What you will do
Identify each line containing the word "sont" and copy it.

>> Start

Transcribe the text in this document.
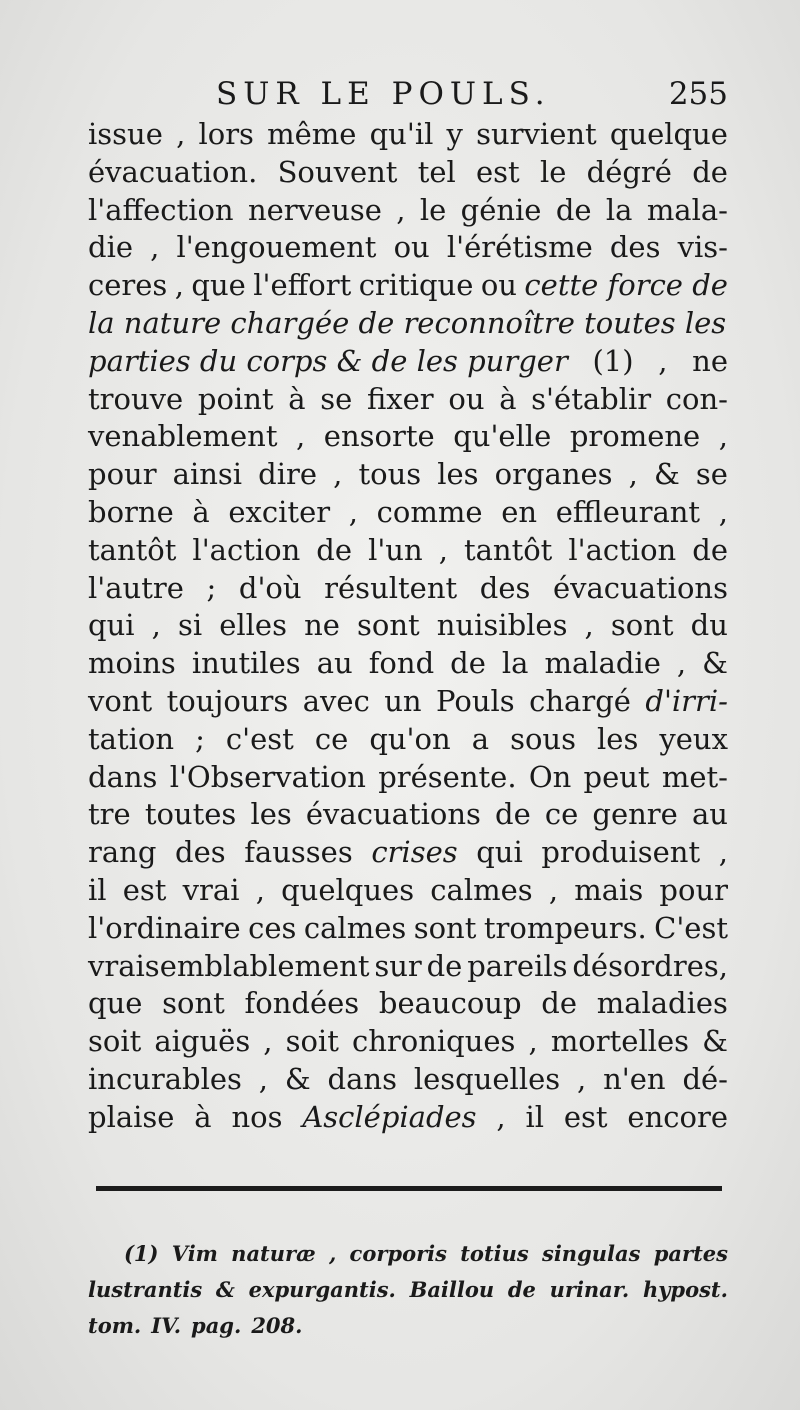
SUR LE POULS.	255
issue , lors même qu'il y survient quelque
évacuation. Souvent tel est le dégré de
l'affection nerveuse , le génie de la mala-
die , l'engouement ou l'érétisme des vis-
ceres , que l'effort critique ou cette force de
la nature chargée de reconnoître toutes les
parties du corps & de les purger (1) , ne
trouve point à se fixer ou à s'établir con-
venablement , ensorte qu'elle promene ,
pour ainsi dire , tous les organes , & se
borne à exciter , comme en effleurant ,
tantôt l'action de l'un , tantôt l'action de
l'autre ; d'où résultent des évacuations
qui , si elles ne sont nuisibles , sont du
moins inutiles au fond de la maladie , &
vont toujours avec un Pouls chargé d'irri-
tation ; c'est ce qu'on a sous les yeux
dans l'Observation présente. On peut met-
tre toutes les évacuations de ce genre au
rang des fausses crises qui produisent ,
il est vrai , quelques calmes , mais pour
l'ordinaire ces calmes sont trompeurs. C'est
vraisemblablement sur de pareils désordres,
que sont fondées beaucoup de maladies
soit aiguës , soit chroniques , mortelles &
incurables , & dans lesquelles , n'en dé-
plaise à nos Asclépiades , il est encore
(1) Vim naturæ , corporis totius singulas partes
lustrantis & expurgantis. Baillou de urinar. hypost.
tom. IV. pag. 208.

>> End

Final answer
qui , si elles ne sont nuisibles , sont du
l'ordinaire ces calmes sont trompeurs. C'est
que sont fondées beaucoup de maladies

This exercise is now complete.